§ **REQUIRED WORK**
Reproduce the data that follows in its entirety, character for character.

§ **PROVIDED RECORDS**
==================================================
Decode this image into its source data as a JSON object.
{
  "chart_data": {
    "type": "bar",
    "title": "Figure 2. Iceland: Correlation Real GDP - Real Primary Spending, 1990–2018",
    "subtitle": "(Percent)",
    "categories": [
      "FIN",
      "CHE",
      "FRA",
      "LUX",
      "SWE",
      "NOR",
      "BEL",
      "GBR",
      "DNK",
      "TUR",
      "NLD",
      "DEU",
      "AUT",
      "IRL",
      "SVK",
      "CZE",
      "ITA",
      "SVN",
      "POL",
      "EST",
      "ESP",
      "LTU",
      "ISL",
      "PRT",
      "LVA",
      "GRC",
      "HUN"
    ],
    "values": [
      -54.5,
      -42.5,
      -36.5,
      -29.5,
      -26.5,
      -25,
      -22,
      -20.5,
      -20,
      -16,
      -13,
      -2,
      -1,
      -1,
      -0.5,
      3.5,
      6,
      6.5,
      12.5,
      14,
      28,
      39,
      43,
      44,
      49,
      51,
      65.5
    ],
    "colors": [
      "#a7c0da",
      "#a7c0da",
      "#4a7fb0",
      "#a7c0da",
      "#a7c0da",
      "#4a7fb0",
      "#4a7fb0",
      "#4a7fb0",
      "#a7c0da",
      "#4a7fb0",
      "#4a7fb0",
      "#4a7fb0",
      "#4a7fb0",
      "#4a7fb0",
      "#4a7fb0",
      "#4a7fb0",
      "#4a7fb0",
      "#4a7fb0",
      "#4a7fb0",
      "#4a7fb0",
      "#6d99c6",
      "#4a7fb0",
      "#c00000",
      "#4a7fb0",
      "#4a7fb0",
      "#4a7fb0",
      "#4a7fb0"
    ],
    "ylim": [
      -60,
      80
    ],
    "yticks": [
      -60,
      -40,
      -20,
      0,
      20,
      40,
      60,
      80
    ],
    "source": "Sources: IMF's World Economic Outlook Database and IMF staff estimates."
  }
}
==================================================
§ **CORRECT OUTPUT**
Decode this image into its source data as a JSON object.
{
  "chart_data": {
    "type": "bar",
    "title": "Figure 2. Iceland: Correlation Real GDP - Real Primary Spending, 1990–2018",
    "subtitle": "(Percent)",
    "categories": [
      "FIN",
      "CHE",
      "FRA",
      "LUX",
      "SWE",
      "NOR",
      "BEL",
      "GBR",
      "DNK",
      "TUR",
      "NLD",
      "DEU",
      "AUT",
      "IRL",
      "SVK",
      "CZE",
      "ITA",
      "SVN",
      "POL",
      "EST",
      "ESP",
      "LTU",
      "ISL",
      "PRT",
      "LVA",
      "GRC",
      "HUN"
    ],
    "values": [
      -54.5,
      -42.5,
      -36.5,
      -29.5,
      -26.5,
      -25,
      -22,
      -20.5,
      -20,
      -16,
      -13,
      -2,
      -1,
      -1,
      -0.5,
      3.5,
      6,
      6.5,
      12.5,
      14,
      28,
      39,
      43,
      44,
      49,
      51,
      65.5
    ],
    "colors": [
      "#a7c0da",
      "#a7c0da",
      "#4a7fb0",
      "#a7c0da",
      "#a7c0da",
      "#4a7fb0",
      "#4a7fb0",
      "#4a7fb0",
      "#a7c0da",
      "#4a7fb0",
      "#4a7fb0",
      "#4a7fb0",
      "#4a7fb0",
      "#4a7fb0",
      "#4a7fb0",
      "#4a7fb0",
      "#4a7fb0",
      "#4a7fb0",
      "#4a7fb0",
      "#4a7fb0",
      "#6d99c6",
      "#4a7fb0",
      "#c00000",
      "#4a7fb0",
      "#4a7fb0",
      "#4a7fb0",
      "#4a7fb0"
    ],
    "ylim": [
      -60,
      80
    ],
    "yticks": [
      -60,
      -40,
      -20,
      0,
      20,
      40,
      60,
      80
    ],
    "source": "Sources: IMF's World Economic Outlook Database and IMF staff estimates."
  }
}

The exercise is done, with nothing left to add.